§ INSTRUCTION
All lines holding the string "What" are to be shown.

___ ENTRIES SUPPLIED

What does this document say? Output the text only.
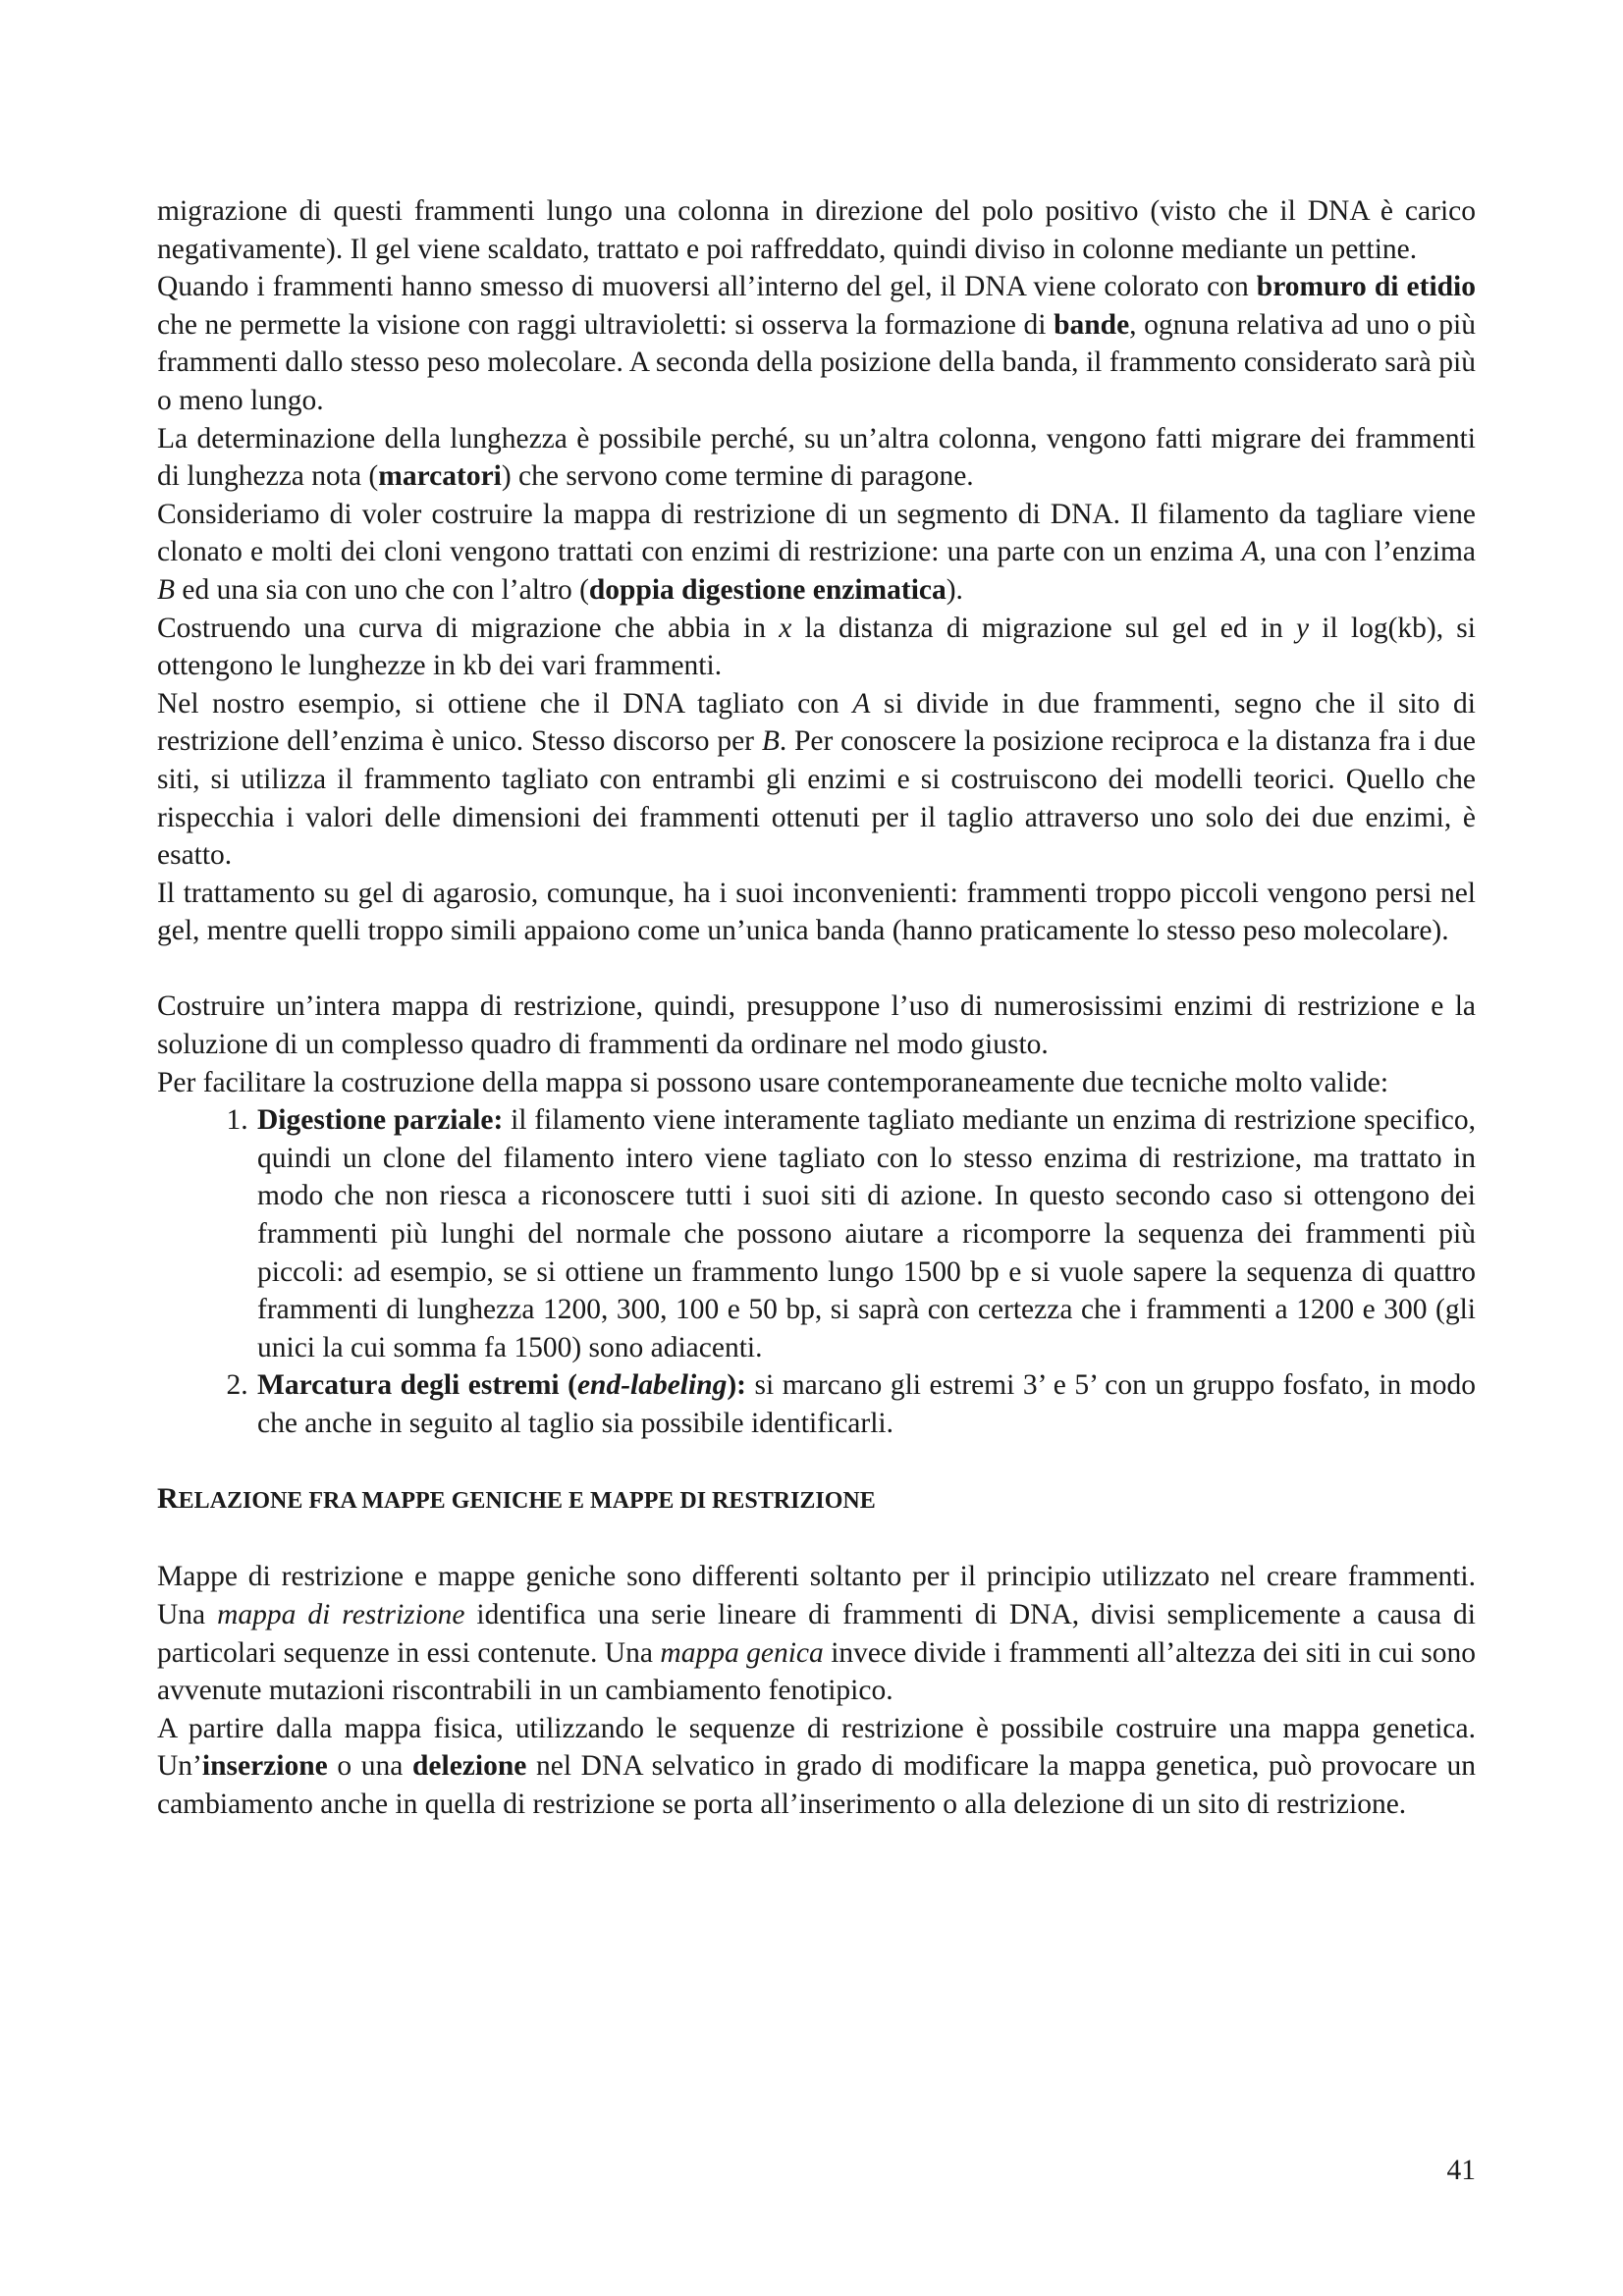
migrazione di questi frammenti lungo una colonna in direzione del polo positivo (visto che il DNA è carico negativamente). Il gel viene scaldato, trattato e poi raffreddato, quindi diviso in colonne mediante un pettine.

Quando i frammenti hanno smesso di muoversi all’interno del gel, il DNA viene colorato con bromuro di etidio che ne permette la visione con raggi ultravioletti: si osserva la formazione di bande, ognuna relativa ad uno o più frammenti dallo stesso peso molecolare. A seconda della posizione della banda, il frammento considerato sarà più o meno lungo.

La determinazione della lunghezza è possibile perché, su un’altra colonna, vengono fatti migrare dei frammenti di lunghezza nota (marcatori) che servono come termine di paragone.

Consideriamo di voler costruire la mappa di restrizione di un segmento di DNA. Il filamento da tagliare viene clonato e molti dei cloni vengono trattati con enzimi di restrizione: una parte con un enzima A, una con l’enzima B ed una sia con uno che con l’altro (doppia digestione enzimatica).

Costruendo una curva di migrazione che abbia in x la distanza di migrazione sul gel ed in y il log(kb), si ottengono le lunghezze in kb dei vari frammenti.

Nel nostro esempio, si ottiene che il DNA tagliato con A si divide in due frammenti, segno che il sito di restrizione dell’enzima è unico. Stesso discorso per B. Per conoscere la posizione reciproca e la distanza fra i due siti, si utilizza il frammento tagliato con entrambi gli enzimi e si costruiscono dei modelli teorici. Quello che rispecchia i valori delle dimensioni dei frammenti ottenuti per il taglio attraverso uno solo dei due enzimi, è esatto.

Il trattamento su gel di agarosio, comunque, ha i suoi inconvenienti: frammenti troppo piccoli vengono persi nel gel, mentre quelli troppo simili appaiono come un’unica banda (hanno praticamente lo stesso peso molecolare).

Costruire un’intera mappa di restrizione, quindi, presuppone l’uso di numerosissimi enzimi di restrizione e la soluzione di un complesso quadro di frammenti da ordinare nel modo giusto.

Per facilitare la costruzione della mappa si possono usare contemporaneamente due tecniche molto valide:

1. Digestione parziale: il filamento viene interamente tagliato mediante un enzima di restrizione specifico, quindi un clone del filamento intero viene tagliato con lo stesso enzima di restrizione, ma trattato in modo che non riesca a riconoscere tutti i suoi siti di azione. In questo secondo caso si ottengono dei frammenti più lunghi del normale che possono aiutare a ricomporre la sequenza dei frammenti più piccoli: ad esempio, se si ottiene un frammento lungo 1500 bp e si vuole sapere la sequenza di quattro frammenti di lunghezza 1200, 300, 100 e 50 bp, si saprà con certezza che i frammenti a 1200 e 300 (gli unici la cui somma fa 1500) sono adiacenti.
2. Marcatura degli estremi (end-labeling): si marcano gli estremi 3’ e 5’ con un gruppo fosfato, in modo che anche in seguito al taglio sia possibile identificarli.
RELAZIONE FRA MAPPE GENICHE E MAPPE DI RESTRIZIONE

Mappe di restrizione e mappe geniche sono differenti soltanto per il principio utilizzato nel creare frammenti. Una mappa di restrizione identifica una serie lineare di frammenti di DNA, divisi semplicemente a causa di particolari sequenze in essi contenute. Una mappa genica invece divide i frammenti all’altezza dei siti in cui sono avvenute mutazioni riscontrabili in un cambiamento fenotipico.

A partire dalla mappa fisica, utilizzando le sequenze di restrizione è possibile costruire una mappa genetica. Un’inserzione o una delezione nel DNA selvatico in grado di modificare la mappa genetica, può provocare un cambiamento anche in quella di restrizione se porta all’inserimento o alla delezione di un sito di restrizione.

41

______
___ ENTRIES SUPPLIED

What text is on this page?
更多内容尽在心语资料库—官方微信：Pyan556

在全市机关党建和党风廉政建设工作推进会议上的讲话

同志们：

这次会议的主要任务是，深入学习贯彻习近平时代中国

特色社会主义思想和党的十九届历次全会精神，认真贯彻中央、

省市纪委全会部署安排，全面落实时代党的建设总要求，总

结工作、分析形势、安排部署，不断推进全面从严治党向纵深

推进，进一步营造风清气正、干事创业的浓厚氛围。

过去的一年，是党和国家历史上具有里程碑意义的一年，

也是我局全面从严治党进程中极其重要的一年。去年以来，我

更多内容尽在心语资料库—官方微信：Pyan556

______

§ CORRECT OUTPUT
What does this document say? Output the text only.
What text is on this page?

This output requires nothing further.